##### Extracted data #####
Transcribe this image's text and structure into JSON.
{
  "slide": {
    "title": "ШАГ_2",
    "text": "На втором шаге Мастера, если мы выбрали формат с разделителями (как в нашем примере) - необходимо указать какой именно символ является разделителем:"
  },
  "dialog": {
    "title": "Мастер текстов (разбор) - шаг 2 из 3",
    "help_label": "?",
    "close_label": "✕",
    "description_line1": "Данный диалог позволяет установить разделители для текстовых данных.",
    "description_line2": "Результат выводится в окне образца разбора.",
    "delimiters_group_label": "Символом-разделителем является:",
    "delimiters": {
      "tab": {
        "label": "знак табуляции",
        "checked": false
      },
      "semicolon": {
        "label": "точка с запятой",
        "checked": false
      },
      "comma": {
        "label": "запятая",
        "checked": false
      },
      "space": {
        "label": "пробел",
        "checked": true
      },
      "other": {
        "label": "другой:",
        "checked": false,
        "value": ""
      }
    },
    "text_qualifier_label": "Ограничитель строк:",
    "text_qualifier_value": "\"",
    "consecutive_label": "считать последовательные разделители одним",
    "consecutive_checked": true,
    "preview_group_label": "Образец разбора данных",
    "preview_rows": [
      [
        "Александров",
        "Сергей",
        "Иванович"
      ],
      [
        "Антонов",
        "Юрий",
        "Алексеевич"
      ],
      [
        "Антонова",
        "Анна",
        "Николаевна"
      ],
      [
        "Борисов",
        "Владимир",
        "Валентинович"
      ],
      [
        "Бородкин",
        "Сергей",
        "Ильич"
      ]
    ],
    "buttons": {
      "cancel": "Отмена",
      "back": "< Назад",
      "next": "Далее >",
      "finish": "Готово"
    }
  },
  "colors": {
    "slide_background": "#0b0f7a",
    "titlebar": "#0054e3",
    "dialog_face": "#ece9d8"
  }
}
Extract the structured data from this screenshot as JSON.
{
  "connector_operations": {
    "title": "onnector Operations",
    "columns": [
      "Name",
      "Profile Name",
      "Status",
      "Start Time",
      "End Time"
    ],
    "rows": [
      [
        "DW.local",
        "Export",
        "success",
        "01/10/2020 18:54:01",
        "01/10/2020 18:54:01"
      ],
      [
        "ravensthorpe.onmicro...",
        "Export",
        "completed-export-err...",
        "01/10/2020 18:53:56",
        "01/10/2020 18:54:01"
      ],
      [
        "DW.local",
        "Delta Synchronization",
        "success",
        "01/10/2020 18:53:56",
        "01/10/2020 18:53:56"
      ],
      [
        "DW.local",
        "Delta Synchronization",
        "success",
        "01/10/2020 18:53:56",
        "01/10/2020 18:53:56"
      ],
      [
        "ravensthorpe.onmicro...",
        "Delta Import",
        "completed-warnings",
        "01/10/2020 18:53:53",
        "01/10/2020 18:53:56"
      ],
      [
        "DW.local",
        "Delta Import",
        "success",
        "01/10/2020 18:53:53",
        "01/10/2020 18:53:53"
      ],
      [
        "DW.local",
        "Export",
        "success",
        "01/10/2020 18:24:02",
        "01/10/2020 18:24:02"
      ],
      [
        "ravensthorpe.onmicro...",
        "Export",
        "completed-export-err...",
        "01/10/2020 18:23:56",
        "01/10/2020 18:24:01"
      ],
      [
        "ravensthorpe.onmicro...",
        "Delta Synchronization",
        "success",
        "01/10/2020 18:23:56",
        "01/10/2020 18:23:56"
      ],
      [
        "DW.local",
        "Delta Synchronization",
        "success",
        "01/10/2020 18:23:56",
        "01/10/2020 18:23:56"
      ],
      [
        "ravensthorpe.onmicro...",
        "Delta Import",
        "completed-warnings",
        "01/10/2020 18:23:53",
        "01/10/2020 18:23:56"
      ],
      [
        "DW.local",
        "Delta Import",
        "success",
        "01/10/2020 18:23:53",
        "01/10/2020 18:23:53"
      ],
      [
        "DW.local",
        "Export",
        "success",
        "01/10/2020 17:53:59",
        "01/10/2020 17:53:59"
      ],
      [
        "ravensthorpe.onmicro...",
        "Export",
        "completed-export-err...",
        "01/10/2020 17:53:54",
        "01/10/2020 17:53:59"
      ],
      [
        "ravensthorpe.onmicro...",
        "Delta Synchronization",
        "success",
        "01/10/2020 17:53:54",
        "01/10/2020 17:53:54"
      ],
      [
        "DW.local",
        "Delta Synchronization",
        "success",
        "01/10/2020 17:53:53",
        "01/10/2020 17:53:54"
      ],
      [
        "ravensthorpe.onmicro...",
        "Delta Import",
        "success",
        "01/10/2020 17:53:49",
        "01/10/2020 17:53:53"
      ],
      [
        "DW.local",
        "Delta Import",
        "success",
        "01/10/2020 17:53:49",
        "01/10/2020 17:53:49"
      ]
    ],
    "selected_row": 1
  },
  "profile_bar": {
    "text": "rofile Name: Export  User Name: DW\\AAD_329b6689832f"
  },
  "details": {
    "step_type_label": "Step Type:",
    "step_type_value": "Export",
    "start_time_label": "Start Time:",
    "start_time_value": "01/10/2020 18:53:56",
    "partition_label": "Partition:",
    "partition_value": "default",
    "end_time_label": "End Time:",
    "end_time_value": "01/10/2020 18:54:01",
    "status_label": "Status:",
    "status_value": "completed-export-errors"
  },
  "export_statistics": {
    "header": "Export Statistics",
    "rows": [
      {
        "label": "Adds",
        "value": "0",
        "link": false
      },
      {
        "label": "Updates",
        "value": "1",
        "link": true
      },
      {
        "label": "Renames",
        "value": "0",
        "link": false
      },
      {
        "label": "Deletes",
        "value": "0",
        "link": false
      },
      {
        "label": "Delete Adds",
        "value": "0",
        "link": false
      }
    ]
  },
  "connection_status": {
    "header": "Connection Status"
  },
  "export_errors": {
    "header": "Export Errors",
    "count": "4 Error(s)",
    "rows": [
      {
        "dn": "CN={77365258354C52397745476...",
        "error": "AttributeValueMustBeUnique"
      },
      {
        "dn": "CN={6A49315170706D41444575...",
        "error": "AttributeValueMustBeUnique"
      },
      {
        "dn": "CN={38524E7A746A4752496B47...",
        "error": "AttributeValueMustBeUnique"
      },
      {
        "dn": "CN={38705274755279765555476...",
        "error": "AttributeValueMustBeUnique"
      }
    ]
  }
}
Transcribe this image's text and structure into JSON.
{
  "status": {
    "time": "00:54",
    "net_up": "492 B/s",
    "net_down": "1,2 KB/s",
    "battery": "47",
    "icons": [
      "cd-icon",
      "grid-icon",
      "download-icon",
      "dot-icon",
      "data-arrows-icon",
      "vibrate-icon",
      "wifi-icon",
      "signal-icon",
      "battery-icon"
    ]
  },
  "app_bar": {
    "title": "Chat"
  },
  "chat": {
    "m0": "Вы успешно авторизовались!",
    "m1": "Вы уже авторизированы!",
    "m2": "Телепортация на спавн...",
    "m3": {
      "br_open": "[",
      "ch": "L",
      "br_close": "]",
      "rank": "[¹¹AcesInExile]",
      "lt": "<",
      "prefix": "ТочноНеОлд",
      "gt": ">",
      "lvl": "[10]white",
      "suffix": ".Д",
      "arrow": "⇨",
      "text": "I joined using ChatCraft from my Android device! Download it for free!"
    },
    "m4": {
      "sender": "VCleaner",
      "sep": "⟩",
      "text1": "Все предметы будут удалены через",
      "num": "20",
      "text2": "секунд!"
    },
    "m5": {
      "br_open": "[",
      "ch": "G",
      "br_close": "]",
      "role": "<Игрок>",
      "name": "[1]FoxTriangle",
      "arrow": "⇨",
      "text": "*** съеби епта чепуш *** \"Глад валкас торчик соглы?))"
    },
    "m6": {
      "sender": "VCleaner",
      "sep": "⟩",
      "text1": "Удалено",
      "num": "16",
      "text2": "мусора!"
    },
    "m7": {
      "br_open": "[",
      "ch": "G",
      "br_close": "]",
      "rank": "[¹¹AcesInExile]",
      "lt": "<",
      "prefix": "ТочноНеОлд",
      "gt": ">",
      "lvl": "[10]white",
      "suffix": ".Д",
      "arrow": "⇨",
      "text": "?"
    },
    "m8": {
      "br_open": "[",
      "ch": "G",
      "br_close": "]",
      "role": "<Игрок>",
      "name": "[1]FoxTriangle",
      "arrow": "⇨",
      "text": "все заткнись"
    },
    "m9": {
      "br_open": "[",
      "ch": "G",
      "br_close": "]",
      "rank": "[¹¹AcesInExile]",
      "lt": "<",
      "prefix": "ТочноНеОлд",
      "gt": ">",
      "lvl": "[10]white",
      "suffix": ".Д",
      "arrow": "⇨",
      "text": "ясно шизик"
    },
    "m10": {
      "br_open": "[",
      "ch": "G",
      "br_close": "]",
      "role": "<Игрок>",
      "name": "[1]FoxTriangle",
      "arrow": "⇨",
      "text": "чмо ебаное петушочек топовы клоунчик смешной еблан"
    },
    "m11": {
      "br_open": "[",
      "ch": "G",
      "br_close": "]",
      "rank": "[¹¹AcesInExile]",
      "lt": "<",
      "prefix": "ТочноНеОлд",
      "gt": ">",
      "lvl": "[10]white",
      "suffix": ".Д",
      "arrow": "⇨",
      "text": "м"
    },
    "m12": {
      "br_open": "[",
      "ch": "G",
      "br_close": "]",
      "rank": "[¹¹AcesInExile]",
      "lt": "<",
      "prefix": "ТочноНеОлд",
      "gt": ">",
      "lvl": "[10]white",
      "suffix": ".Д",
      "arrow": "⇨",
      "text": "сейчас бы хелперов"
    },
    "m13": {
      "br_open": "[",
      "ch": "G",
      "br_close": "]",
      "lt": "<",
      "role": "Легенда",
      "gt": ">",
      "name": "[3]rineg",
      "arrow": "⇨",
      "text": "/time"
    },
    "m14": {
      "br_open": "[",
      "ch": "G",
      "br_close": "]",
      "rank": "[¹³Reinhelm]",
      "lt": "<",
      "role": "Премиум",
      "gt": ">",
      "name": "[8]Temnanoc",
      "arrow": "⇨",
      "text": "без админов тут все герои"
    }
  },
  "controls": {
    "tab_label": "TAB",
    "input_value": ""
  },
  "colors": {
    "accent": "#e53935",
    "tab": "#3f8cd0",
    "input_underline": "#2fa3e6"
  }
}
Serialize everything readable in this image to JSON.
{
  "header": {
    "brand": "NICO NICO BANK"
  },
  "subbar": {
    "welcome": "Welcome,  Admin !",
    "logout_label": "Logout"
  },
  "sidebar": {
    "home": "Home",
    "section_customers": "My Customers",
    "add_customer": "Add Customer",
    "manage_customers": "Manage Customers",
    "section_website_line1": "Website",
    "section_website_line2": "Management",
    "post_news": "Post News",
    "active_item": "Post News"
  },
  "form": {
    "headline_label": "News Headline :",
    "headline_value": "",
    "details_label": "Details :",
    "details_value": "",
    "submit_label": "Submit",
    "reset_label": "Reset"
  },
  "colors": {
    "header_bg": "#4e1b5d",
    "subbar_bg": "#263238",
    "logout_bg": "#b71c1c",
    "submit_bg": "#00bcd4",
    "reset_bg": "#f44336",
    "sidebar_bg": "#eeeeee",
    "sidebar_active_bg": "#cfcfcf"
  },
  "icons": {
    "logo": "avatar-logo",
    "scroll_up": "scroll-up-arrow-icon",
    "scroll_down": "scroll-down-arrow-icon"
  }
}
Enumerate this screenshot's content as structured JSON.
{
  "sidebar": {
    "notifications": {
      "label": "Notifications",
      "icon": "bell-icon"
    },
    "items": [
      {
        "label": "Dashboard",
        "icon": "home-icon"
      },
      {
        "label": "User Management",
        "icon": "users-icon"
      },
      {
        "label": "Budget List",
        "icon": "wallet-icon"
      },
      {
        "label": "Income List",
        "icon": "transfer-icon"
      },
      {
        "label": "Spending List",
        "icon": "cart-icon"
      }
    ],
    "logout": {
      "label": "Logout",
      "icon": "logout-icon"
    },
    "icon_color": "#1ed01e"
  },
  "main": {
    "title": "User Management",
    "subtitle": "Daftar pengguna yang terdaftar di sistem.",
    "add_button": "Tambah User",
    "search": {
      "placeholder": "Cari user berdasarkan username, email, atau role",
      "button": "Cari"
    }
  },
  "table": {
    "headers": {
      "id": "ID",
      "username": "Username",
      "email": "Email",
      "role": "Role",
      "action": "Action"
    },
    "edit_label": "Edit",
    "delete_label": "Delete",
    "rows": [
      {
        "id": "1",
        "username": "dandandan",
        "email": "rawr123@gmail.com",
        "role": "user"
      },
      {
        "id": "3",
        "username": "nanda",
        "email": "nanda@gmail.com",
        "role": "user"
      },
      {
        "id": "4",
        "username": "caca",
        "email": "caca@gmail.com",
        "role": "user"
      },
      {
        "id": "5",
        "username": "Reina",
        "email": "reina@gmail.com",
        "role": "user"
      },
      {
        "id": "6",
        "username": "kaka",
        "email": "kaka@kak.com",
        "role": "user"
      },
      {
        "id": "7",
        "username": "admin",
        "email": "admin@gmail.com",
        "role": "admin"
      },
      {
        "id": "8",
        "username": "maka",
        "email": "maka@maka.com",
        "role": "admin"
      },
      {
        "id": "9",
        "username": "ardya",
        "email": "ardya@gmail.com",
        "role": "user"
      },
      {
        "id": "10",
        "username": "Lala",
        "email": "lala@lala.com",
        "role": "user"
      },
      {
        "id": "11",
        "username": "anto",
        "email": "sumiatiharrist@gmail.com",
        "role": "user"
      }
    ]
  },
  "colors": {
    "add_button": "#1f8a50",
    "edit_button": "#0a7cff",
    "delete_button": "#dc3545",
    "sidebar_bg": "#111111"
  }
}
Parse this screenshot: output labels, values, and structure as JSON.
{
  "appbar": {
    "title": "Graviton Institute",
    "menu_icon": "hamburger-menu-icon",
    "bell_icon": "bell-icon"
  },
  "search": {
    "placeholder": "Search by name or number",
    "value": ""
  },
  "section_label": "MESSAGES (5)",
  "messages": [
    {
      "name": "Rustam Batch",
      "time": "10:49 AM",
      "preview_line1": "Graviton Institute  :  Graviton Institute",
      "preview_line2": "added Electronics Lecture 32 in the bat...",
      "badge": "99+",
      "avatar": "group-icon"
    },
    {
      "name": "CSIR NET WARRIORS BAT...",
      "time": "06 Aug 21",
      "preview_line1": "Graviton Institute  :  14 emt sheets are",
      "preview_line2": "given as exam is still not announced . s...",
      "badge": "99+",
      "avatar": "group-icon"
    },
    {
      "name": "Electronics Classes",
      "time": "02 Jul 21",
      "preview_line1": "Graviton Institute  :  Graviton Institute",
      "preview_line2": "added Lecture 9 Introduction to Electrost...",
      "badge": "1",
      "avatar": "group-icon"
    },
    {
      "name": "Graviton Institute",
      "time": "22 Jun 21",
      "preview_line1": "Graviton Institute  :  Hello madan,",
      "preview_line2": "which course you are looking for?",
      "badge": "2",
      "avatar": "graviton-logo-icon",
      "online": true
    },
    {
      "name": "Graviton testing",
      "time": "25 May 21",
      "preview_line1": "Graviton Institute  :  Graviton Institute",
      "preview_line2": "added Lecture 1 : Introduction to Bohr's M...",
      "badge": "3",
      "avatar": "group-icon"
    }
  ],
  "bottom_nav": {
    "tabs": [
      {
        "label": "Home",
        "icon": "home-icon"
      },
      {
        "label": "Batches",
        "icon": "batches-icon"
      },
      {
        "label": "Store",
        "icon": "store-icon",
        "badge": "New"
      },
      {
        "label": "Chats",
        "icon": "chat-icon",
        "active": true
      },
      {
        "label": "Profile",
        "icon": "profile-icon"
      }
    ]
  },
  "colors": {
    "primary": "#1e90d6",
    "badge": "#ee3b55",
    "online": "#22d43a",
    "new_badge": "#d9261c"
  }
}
#####
▶ **Exercise details**: Which lines in the listing above hold the word "structured"? Show each of them.

▶ **Task response**:
Extract the structured data from this screenshot as JSON.
Enumerate this screenshot's content as structured JSON.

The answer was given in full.